--- Task instructions ---
Every record here needs to be written out again exactly.
-- BEGIN Supplied material --
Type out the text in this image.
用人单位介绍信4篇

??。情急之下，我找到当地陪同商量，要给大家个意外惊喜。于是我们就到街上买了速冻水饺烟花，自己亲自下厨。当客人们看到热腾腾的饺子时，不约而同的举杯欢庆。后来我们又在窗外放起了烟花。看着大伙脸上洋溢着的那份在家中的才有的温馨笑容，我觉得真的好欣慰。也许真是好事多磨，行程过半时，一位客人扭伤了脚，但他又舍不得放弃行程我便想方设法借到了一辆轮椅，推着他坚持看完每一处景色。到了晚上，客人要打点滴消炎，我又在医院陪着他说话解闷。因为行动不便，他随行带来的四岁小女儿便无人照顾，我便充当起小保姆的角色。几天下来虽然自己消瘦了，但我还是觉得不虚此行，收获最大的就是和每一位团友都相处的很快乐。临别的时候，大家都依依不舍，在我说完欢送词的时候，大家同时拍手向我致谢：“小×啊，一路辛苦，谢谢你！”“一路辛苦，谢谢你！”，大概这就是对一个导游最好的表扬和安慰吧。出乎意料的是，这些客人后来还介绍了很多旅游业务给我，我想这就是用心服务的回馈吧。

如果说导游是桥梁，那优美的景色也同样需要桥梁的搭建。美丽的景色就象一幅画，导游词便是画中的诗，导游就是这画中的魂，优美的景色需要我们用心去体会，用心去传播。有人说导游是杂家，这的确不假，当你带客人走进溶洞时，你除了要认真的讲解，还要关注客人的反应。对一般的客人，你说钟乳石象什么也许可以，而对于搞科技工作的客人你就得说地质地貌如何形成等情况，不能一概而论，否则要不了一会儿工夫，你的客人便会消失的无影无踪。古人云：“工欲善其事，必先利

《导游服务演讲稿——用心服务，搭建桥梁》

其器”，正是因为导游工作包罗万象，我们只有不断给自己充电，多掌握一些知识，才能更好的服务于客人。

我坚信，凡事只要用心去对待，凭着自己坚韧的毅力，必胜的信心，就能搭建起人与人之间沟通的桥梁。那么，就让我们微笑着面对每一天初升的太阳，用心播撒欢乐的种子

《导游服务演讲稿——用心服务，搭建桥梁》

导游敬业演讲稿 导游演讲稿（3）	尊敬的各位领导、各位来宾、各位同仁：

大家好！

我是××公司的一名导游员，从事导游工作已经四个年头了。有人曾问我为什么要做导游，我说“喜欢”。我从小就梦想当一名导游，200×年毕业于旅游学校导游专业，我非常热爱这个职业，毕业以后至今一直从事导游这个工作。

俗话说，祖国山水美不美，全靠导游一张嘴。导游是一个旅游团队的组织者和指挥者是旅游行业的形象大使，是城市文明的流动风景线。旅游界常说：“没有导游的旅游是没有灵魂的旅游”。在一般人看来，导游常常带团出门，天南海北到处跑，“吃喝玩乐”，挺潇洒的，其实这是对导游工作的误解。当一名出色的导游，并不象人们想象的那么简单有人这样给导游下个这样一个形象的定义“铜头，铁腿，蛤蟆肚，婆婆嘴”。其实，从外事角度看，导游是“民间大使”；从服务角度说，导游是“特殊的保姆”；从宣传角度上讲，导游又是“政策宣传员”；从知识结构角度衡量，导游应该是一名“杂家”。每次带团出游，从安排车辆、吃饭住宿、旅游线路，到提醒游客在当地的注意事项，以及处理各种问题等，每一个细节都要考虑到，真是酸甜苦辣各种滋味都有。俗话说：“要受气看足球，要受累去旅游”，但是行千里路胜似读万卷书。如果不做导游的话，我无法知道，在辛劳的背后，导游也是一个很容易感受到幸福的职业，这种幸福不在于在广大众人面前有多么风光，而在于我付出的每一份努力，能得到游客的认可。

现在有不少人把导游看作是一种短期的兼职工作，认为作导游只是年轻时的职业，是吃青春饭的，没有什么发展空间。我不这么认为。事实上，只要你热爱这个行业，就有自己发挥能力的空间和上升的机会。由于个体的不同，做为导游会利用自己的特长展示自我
-- END Supplied material --
--- Result for this task ---
Type out the text in this image.
用人单位介绍信4篇

??。情急之下，我找到当地陪同商量，要给大家个意外惊喜。于是我们就到街上买了速冻水饺烟花，自己亲自下厨。当客人们看到热腾腾的饺子时，不约而同的举杯欢庆。后来我们又在窗外放起了烟花。看着大伙脸上洋溢着的那份在家中的才有的温馨笑容，我觉得真的好欣慰。也许真是好事多磨，行程过半时，一位客人扭伤了脚，但他又舍不得放弃行程我便想方设法借到了一辆轮椅，推着他坚持看完每一处景色。到了晚上，客人要打点滴消炎，我又在医院陪着他说话解闷。因为行动不便，他随行带来的四岁小女儿便无人照顾，我便充当起小保姆的角色。几天下来虽然自己消瘦了，但我还是觉得不虚此行，收获最大的就是和每一位团友都相处的很快乐。临别的时候，大家都依依不舍，在我说完欢送词的时候，大家同时拍手向我致谢：“小×啊，一路辛苦，谢谢你！”“一路辛苦，谢谢你！”，大概这就是对一个导游最好的表扬和安慰吧。出乎意料的是，这些客人后来还介绍了很多旅游业务给我，我想这就是用心服务的回馈吧。

如果说导游是桥梁，那优美的景色也同样需要桥梁的搭建。美丽的景色就象一幅画，导游词便是画中的诗，导游就是这画中的魂，优美的景色需要我们用心去体会，用心去传播。有人说导游是杂家，这的确不假，当你带客人走进溶洞时，你除了要认真的讲解，还要关注客人的反应。对一般的客人，你说钟乳石象什么也许可以，而对于搞科技工作的客人你就得说地质地貌如何形成等情况，不能一概而论，否则要不了一会儿工夫，你的客人便会消失的无影无踪。古人云：“工欲善其事，必先利

《导游服务演讲稿——用心服务，搭建桥梁》

其器”，正是因为导游工作包罗万象，我们只有不断给自己充电，多掌握一些知识，才能更好的服务于客人。

我坚信，凡事只要用心去对待，凭着自己坚韧的毅力，必胜的信心，就能搭建起人与人之间沟通的桥梁。那么，就让我们微笑着面对每一天初升的太阳，用心播撒欢乐的种子

《导游服务演讲稿——用心服务，搭建桥梁》

导游敬业演讲稿 导游演讲稿（3）	尊敬的各位领导、各位来宾、各位同仁：

大家好！

我是××公司的一名导游员，从事导游工作已经四个年头了。有人曾问我为什么要做导游，我说“喜欢”。我从小就梦想当一名导游，200×年毕业于旅游学校导游专业，我非常热爱这个职业，毕业以后至今一直从事导游这个工作。

俗话说，祖国山水美不美，全靠导游一张嘴。导游是一个旅游团队的组织者和指挥者是旅游行业的形象大使，是城市文明的流动风景线。旅游界常说：“没有导游的旅游是没有灵魂的旅游”。在一般人看来，导游常常带团出门，天南海北到处跑，“吃喝玩乐”，挺潇洒的，其实这是对导游工作的误解。当一名出色的导游，并不象人们想象的那么简单有人这样给导游下个这样一个形象的定义“铜头，铁腿，蛤蟆肚，婆婆嘴”。其实，从外事角度看，导游是“民间大使”；从服务角度说，导游是“特殊的保姆”；从宣传角度上讲，导游又是“政策宣传员”；从知识结构角度衡量，导游应该是一名“杂家”。每次带团出游，从安排车辆、吃饭住宿、旅游线路，到提醒游客在当地的注意事项，以及处理各种问题等，每一个细节都要考虑到，真是酸甜苦辣各种滋味都有。俗话说：“要受气看足球，要受累去旅游”，但是行千里路胜似读万卷书。如果不做导游的话，我无法知道，在辛劳的背后，导游也是一个很容易感受到幸福的职业，这种幸福不在于在广大众人面前有多么风光，而在于我付出的每一份努力，能得到游客的认可。

现在有不少人把导游看作是一种短期的兼职工作，认为作导游只是年轻时的职业，是吃青春饭的，没有什么发展空间。我不这么认为。事实上，只要你热爱这个行业，就有自己发挥能力的空间和上升的机会。由于个体的不同，做为导游会利用自己的特长展示自我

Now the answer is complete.